Your instructions: Return the number of lines that contain the word "JSON", and return nothing else.

────────────────────

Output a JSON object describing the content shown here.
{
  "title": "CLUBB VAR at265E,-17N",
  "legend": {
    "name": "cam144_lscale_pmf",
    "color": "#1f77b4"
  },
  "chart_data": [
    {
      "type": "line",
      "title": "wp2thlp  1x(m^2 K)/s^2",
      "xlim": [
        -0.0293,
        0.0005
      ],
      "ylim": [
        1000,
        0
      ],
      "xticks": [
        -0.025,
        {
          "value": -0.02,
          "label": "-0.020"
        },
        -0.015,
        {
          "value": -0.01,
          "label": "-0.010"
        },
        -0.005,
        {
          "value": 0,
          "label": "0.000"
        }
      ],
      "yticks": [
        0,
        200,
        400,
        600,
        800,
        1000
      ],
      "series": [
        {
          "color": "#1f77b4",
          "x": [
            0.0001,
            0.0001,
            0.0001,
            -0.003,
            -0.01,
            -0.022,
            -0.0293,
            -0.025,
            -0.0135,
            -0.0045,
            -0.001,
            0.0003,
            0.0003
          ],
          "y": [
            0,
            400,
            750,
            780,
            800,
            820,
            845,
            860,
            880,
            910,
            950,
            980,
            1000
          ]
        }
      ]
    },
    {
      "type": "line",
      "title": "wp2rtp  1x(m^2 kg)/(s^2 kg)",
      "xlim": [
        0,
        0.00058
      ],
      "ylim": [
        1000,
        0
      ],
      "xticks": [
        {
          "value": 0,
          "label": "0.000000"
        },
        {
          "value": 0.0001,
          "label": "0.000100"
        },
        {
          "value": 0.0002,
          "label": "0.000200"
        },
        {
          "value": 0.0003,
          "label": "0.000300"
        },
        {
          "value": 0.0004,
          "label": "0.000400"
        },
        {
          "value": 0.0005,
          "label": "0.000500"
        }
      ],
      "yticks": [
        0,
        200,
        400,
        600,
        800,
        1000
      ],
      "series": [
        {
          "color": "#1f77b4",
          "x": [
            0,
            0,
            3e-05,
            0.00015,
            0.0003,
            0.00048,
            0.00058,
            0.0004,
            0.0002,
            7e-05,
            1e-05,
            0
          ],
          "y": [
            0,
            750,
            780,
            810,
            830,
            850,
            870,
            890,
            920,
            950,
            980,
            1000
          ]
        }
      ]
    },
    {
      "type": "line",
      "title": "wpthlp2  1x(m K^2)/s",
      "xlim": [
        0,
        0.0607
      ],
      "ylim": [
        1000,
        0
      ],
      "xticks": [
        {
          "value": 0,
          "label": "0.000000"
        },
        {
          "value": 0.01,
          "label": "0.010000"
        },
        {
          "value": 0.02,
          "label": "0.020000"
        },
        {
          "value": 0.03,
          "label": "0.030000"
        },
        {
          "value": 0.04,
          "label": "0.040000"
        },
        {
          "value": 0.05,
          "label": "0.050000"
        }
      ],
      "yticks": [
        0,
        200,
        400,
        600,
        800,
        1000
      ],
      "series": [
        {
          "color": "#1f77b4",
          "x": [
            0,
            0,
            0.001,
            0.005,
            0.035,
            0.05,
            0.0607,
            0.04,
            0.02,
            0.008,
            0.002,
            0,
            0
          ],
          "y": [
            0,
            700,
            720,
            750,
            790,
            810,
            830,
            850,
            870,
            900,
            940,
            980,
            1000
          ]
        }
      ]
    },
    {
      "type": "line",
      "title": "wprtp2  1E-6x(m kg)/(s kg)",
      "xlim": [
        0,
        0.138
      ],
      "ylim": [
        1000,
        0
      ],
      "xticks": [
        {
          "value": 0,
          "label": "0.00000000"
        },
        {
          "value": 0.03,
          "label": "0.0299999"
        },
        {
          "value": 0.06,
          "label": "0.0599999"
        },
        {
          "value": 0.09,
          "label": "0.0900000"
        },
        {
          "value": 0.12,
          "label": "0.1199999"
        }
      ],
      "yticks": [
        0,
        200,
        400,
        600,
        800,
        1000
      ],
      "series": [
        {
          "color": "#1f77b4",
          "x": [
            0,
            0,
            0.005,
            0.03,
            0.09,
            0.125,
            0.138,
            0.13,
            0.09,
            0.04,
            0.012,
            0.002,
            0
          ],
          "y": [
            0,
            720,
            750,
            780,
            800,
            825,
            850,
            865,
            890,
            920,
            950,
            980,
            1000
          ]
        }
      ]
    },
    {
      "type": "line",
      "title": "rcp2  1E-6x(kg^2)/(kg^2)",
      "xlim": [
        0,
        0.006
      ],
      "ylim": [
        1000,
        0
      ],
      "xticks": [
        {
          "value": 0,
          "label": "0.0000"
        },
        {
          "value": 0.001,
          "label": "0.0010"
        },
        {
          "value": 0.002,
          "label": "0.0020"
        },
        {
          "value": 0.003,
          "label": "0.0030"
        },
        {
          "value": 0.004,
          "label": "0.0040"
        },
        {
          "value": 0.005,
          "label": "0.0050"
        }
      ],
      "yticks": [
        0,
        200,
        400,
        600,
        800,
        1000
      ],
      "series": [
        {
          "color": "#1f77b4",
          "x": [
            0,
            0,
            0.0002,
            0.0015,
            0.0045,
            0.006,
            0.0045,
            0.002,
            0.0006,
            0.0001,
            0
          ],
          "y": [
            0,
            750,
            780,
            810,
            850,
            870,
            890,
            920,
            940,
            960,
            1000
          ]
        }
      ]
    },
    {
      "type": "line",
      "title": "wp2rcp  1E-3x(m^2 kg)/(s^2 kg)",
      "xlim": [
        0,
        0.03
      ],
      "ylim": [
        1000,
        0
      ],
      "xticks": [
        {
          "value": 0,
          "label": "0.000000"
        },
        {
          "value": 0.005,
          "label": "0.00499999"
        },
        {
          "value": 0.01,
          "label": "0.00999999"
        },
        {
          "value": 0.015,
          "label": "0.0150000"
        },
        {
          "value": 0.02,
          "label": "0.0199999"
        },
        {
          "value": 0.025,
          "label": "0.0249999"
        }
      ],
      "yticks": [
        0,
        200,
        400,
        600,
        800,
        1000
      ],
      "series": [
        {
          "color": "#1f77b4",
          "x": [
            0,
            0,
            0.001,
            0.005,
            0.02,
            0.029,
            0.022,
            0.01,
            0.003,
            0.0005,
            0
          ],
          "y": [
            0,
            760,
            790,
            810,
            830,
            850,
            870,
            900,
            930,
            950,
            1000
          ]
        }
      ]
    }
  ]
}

────────────────────

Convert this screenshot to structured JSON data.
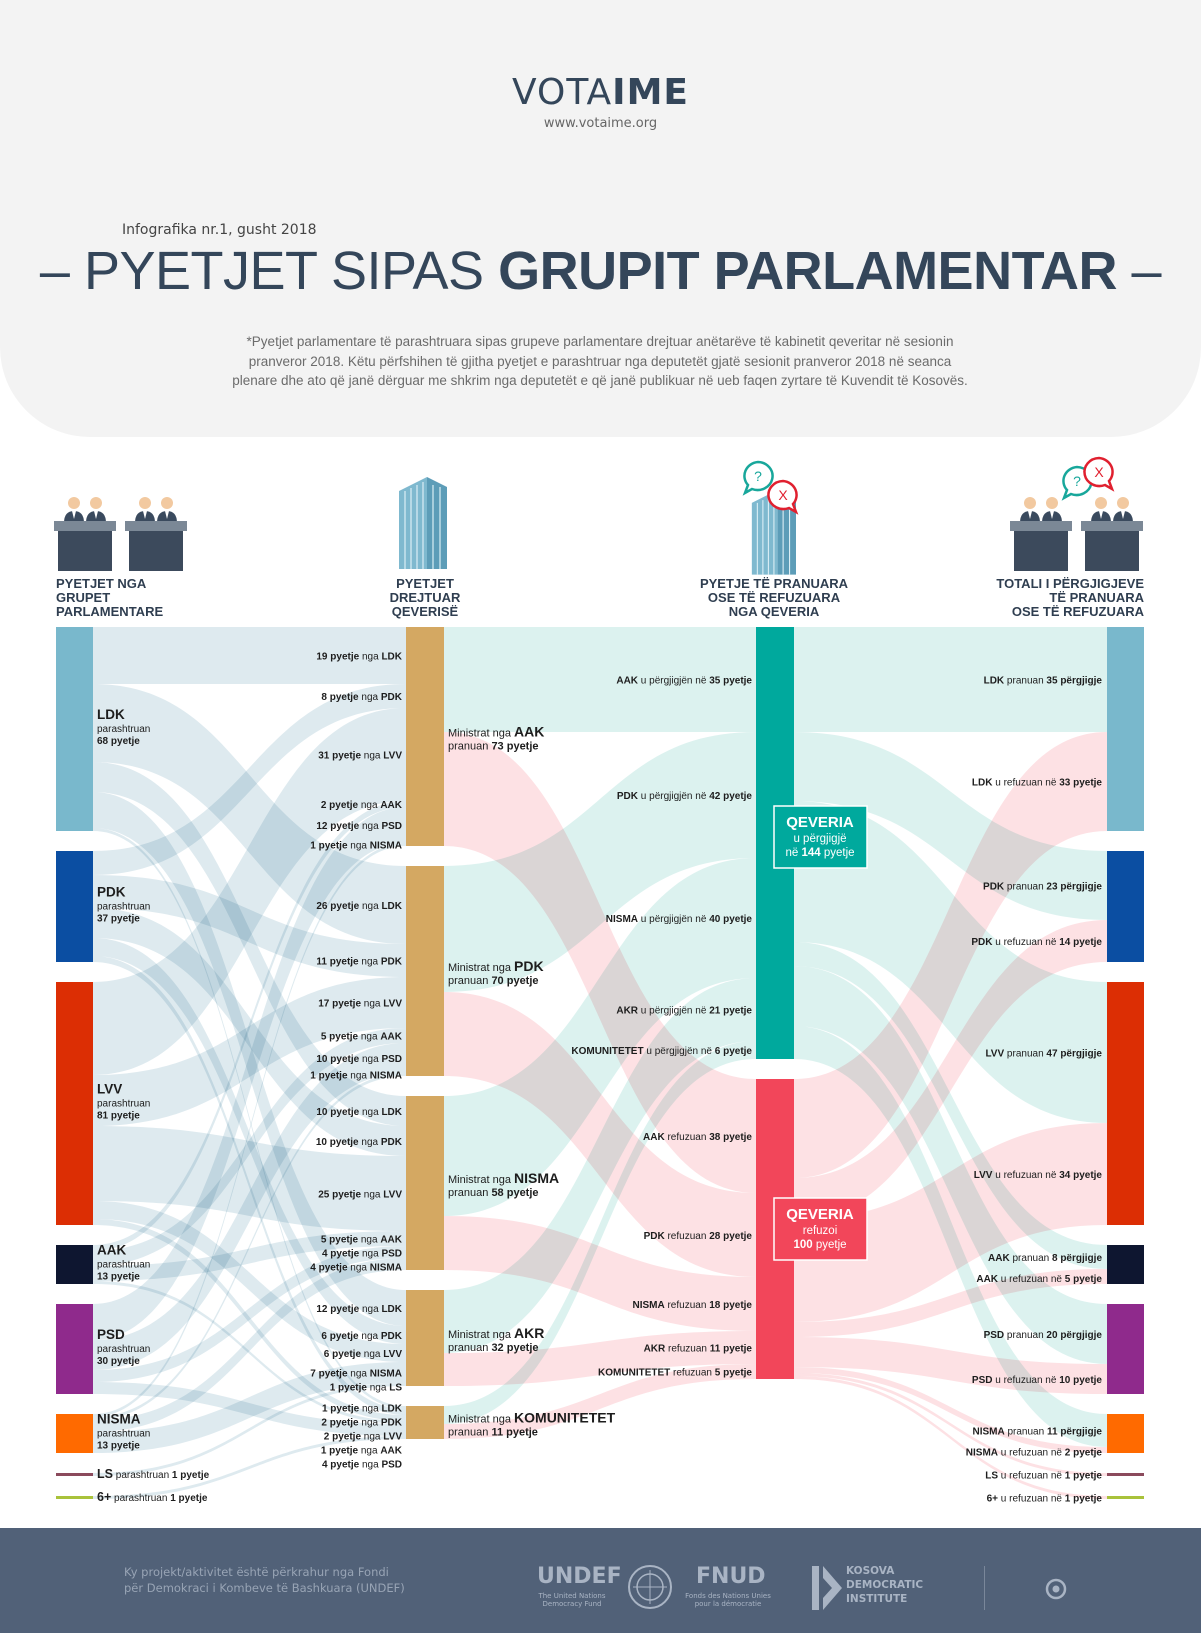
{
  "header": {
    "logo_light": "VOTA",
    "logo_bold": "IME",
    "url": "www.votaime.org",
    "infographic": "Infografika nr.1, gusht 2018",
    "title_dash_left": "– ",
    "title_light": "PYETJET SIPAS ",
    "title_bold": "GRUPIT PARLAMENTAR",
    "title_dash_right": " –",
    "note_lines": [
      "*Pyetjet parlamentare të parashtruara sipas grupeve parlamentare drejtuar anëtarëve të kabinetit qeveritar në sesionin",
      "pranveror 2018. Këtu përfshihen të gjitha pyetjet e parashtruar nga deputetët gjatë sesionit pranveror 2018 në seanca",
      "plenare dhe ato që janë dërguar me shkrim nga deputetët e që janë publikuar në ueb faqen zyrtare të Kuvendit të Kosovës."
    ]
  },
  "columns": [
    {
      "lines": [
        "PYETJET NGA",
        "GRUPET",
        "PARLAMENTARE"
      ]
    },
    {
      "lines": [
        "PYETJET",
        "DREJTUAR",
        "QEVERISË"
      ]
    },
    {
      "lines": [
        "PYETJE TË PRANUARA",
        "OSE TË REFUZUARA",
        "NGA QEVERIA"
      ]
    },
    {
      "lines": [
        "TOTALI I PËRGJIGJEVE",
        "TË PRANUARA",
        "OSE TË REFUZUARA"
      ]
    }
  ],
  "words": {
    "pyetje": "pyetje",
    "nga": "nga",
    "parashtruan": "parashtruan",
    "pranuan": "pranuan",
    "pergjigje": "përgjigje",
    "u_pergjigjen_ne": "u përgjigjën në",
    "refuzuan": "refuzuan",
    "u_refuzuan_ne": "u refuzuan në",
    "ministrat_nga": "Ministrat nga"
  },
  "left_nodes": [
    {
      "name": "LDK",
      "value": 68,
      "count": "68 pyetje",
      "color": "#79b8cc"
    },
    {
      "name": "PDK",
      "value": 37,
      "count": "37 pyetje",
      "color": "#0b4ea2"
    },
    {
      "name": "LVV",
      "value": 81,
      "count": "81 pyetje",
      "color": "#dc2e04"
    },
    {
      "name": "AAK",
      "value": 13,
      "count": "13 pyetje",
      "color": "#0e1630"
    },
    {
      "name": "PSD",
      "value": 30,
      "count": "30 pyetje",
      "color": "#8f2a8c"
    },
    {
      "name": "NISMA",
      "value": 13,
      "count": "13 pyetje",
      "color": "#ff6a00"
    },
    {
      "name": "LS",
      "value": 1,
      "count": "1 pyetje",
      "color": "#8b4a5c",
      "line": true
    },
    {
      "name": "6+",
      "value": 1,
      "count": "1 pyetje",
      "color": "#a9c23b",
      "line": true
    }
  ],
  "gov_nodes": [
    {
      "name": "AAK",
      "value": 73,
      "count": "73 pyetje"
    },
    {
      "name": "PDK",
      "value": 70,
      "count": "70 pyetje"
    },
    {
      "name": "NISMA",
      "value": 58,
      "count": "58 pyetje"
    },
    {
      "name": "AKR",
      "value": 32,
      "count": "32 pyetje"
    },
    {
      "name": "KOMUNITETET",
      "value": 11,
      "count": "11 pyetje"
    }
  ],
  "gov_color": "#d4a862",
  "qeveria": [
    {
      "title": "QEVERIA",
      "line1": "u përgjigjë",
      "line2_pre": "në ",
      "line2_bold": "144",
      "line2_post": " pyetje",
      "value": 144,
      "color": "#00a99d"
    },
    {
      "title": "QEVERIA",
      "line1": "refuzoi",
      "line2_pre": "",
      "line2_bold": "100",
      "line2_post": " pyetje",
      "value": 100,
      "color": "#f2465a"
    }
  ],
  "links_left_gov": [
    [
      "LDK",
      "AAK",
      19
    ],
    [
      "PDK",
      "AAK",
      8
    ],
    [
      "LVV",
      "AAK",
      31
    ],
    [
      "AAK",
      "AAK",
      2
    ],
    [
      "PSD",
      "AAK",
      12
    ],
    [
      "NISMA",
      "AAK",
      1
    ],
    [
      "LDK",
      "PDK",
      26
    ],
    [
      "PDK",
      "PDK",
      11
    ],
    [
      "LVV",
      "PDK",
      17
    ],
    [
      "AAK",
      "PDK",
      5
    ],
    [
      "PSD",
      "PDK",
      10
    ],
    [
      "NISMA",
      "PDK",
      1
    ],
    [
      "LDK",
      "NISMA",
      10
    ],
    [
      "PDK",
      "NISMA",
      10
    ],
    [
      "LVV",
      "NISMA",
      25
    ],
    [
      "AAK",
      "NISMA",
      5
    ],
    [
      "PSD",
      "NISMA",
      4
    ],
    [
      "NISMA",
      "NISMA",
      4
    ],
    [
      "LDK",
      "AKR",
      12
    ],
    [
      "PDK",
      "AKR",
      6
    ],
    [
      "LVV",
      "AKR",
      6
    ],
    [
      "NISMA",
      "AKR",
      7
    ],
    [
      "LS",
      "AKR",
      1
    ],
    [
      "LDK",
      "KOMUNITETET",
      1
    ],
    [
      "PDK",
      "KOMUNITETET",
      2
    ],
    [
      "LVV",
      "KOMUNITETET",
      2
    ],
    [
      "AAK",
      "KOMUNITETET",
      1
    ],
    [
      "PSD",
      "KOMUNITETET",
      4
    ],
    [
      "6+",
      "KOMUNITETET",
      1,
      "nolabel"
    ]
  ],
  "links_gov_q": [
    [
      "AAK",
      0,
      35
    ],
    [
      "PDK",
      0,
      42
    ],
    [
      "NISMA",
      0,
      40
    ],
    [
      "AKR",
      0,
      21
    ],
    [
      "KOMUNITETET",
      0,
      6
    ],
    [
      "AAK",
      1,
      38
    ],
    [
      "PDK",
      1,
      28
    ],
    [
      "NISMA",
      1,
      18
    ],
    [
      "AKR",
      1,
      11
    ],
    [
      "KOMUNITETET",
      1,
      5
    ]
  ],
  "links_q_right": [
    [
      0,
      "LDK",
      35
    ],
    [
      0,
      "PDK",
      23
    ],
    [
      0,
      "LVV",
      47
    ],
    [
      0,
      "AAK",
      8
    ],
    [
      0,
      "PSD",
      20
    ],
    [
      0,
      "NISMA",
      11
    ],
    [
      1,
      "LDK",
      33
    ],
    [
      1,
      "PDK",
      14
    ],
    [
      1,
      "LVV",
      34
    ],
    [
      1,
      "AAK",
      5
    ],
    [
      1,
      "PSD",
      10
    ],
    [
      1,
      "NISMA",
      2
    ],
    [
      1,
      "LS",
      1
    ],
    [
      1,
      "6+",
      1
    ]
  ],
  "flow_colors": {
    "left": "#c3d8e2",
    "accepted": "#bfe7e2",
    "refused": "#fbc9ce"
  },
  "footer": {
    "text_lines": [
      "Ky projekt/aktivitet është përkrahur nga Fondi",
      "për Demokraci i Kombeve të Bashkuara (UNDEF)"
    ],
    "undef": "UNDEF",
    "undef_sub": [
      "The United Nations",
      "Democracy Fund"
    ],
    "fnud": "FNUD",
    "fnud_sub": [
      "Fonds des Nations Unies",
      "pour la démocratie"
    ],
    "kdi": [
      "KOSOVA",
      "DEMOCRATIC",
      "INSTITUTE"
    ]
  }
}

────────────────────

Answer for the task: 2